◆ **TASK DIRECTIONS**: Copy out all of the data exactly as it appears.

:: INPUT FOR THIS TASK

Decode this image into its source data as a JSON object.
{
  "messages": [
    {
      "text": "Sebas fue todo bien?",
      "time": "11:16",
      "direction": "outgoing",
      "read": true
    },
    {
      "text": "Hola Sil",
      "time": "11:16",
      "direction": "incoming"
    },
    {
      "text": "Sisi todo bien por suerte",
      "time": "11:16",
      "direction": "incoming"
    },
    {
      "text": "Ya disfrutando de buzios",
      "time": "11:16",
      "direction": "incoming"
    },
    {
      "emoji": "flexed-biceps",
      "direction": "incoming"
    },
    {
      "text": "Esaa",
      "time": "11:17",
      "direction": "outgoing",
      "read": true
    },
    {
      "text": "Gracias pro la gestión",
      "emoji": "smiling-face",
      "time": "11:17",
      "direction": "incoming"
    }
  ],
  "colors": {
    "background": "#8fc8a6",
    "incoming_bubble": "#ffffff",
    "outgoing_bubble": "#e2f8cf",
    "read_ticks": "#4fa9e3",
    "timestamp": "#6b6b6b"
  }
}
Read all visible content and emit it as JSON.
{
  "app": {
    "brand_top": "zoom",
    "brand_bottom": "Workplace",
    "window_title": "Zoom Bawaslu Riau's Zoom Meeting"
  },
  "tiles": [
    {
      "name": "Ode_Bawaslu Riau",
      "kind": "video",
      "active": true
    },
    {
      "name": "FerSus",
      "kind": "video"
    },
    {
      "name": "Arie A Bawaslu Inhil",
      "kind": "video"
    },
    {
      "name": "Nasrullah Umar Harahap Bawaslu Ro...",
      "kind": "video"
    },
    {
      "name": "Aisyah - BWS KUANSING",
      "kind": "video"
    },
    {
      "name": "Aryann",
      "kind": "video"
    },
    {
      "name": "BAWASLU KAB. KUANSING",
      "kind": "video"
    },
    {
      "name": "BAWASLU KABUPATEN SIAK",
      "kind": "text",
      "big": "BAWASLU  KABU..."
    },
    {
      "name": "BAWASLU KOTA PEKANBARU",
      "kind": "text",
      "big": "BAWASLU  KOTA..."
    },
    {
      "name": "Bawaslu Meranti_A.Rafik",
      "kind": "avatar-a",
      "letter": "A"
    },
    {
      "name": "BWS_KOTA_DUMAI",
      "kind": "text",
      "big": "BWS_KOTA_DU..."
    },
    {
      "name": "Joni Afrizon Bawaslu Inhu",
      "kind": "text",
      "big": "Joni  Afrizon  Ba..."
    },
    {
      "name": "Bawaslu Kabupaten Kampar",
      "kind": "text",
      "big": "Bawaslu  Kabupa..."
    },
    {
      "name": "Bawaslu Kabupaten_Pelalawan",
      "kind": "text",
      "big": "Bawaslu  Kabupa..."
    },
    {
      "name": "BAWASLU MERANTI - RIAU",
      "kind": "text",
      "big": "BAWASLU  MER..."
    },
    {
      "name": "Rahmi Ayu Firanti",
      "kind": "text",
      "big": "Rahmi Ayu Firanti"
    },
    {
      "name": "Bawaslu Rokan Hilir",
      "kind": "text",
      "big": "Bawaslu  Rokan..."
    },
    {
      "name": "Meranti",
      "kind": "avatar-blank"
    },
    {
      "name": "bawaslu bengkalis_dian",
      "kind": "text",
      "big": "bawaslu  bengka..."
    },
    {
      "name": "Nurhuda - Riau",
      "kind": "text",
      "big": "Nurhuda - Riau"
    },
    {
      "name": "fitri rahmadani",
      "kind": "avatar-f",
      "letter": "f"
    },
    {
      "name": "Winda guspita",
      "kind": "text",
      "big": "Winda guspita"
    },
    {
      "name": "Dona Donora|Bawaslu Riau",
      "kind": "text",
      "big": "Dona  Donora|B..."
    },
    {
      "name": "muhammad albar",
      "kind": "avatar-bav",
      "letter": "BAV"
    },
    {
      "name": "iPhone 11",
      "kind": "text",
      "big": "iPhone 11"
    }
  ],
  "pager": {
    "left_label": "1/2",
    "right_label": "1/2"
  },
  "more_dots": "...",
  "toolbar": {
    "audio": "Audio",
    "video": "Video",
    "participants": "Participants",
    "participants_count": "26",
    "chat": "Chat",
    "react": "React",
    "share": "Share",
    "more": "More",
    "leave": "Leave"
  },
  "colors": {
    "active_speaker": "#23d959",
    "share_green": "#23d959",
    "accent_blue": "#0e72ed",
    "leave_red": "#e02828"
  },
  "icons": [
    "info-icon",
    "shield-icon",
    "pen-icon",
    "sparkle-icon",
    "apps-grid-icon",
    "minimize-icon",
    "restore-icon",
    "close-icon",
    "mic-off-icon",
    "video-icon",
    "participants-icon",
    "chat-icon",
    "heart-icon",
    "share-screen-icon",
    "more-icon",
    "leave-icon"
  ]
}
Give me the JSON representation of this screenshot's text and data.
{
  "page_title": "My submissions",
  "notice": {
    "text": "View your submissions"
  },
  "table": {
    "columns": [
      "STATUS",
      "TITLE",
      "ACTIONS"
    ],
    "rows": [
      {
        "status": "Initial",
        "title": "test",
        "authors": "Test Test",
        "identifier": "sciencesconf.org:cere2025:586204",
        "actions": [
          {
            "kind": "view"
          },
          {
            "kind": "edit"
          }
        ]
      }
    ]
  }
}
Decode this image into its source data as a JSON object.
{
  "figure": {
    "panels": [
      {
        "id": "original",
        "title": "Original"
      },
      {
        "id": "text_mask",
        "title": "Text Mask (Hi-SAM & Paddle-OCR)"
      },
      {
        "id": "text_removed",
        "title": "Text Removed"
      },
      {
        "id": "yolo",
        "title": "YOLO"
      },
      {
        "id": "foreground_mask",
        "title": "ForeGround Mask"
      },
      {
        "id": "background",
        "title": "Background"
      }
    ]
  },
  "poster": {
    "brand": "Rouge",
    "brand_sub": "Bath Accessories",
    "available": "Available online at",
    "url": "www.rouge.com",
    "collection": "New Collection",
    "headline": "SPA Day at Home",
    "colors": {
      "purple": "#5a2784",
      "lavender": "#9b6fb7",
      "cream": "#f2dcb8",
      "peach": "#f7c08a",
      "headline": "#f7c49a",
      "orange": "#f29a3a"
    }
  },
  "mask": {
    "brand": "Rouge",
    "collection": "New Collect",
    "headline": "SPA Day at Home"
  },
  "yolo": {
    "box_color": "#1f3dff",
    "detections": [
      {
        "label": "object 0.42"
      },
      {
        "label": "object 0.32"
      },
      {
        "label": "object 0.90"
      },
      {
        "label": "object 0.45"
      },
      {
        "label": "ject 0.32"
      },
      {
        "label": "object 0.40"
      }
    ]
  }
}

::::

◆ **ANSWER TO THIS PROBLEM**:
Decode this image into its source data as a JSON object.
{
  "messages": [
    {
      "text": "Sebas fue todo bien?",
      "time": "11:16",
      "direction": "outgoing",
      "read": true
    },
    {
      "text": "Hola Sil",
      "time": "11:16",
      "direction": "incoming"
    },
    {
      "text": "Sisi todo bien por suerte",
      "time": "11:16",
      "direction": "incoming"
    },
    {
      "text": "Ya disfrutando de buzios",
      "time": "11:16",
      "direction": "incoming"
    },
    {
      "emoji": "flexed-biceps",
      "direction": "incoming"
    },
    {
      "text": "Esaa",
      "time": "11:17",
      "direction": "outgoing",
      "read": true
    },
    {
      "text": "Gracias pro la gestión",
      "emoji": "smiling-face",
      "time": "11:17",
      "direction": "incoming"
    }
  ],
  "colors": {
    "background": "#8fc8a6",
    "incoming_bubble": "#ffffff",
    "outgoing_bubble": "#e2f8cf",
    "read_ticks": "#4fa9e3",
    "timestamp": "#6b6b6b"
  }
}
Read all visible content and emit it as JSON.
{
  "app": {
    "brand_top": "zoom",
    "brand_bottom": "Workplace",
    "window_title": "Zoom Bawaslu Riau's Zoom Meeting"
  },
  "tiles": [
    {
      "name": "Ode_Bawaslu Riau",
      "kind": "video",
      "active": true
    },
    {
      "name": "FerSus",
      "kind": "video"
    },
    {
      "name": "Arie A Bawaslu Inhil",
      "kind": "video"
    },
    {
      "name": "Nasrullah Umar Harahap Bawaslu Ro...",
      "kind": "video"
    },
    {
      "name": "Aisyah - BWS KUANSING",
      "kind": "video"
    },
    {
      "name": "Aryann",
      "kind": "video"
    },
    {
      "name": "BAWASLU KAB. KUANSING",
      "kind": "video"
    },
    {
      "name": "BAWASLU KABUPATEN SIAK",
      "kind": "text",
      "big": "BAWASLU  KABU..."
    },
    {
      "name": "BAWASLU KOTA PEKANBARU",
      "kind": "text",
      "big": "BAWASLU  KOTA..."
    },
    {
      "name": "Bawaslu Meranti_A.Rafik",
      "kind": "avatar-a",
      "letter": "A"
    },
    {
      "name": "BWS_KOTA_DUMAI",
      "kind": "text",
      "big": "BWS_KOTA_DU..."
    },
    {
      "name": "Joni Afrizon Bawaslu Inhu",
      "kind": "text",
      "big": "Joni  Afrizon  Ba..."
    },
    {
      "name": "Bawaslu Kabupaten Kampar",
      "kind": "text",
      "big": "Bawaslu  Kabupa..."
    },
    {
      "name": "Bawaslu Kabupaten_Pelalawan",
      "kind": "text",
      "big": "Bawaslu  Kabupa..."
    },
    {
      "name": "BAWASLU MERANTI - RIAU",
      "kind": "text",
      "big": "BAWASLU  MER..."
    },
    {
      "name": "Rahmi Ayu Firanti",
      "kind": "text",
      "big": "Rahmi Ayu Firanti"
    },
    {
      "name": "Bawaslu Rokan Hilir",
      "kind": "text",
      "big": "Bawaslu  Rokan..."
    },
    {
      "name": "Meranti",
      "kind": "avatar-blank"
    },
    {
      "name": "bawaslu bengkalis_dian",
      "kind": "text",
      "big": "bawaslu  bengka..."
    },
    {
      "name": "Nurhuda - Riau",
      "kind": "text",
      "big": "Nurhuda - Riau"
    },
    {
      "name": "fitri rahmadani",
      "kind": "avatar-f",
      "letter": "f"
    },
    {
      "name": "Winda guspita",
      "kind": "text",
      "big": "Winda guspita"
    },
    {
      "name": "Dona Donora|Bawaslu Riau",
      "kind": "text",
      "big": "Dona  Donora|B..."
    },
    {
      "name": "muhammad albar",
      "kind": "avatar-bav",
      "letter": "BAV"
    },
    {
      "name": "iPhone 11",
      "kind": "text",
      "big": "iPhone 11"
    }
  ],
  "pager": {
    "left_label": "1/2",
    "right_label": "1/2"
  },
  "more_dots": "...",
  "toolbar": {
    "audio": "Audio",
    "video": "Video",
    "participants": "Participants",
    "participants_count": "26",
    "chat": "Chat",
    "react": "React",
    "share": "Share",
    "more": "More",
    "leave": "Leave"
  },
  "colors": {
    "active_speaker": "#23d959",
    "share_green": "#23d959",
    "accent_blue": "#0e72ed",
    "leave_red": "#e02828"
  },
  "icons": [
    "info-icon",
    "shield-icon",
    "pen-icon",
    "sparkle-icon",
    "apps-grid-icon",
    "minimize-icon",
    "restore-icon",
    "close-icon",
    "mic-off-icon",
    "video-icon",
    "participants-icon",
    "chat-icon",
    "heart-icon",
    "share-screen-icon",
    "more-icon",
    "leave-icon"
  ]
}
Give me the JSON representation of this screenshot's text and data.
{
  "page_title": "My submissions",
  "notice": {
    "text": "View your submissions"
  },
  "table": {
    "columns": [
      "STATUS",
      "TITLE",
      "ACTIONS"
    ],
    "rows": [
      {
        "status": "Initial",
        "title": "test",
        "authors": "Test Test",
        "identifier": "sciencesconf.org:cere2025:586204",
        "actions": [
          {
            "kind": "view"
          },
          {
            "kind": "edit"
          }
        ]
      }
    ]
  }
}
Decode this image into its source data as a JSON object.
{
  "figure": {
    "panels": [
      {
        "id": "original",
        "title": "Original"
      },
      {
        "id": "text_mask",
        "title": "Text Mask (Hi-SAM & Paddle-OCR)"
      },
      {
        "id": "text_removed",
        "title": "Text Removed"
      },
      {
        "id": "yolo",
        "title": "YOLO"
      },
      {
        "id": "foreground_mask",
        "title": "ForeGround Mask"
      },
      {
        "id": "background",
        "title": "Background"
      }
    ]
  },
  "poster": {
    "brand": "Rouge",
    "brand_sub": "Bath Accessories",
    "available": "Available online at",
    "url": "www.rouge.com",
    "collection": "New Collection",
    "headline": "SPA Day at Home",
    "colors": {
      "purple": "#5a2784",
      "lavender": "#9b6fb7",
      "cream": "#f2dcb8",
      "peach": "#f7c08a",
      "headline": "#f7c49a",
      "orange": "#f29a3a"
    }
  },
  "mask": {
    "brand": "Rouge",
    "collection": "New Collect",
    "headline": "SPA Day at Home"
  },
  "yolo": {
    "box_color": "#1f3dff",
    "detections": [
      {
        "label": "object 0.42"
      },
      {
        "label": "object 0.32"
      },
      {
        "label": "object 0.90"
      },
      {
        "label": "object 0.45"
      },
      {
        "label": "ject 0.32"
      },
      {
        "label": "object 0.40"
      }
    ]
  }
}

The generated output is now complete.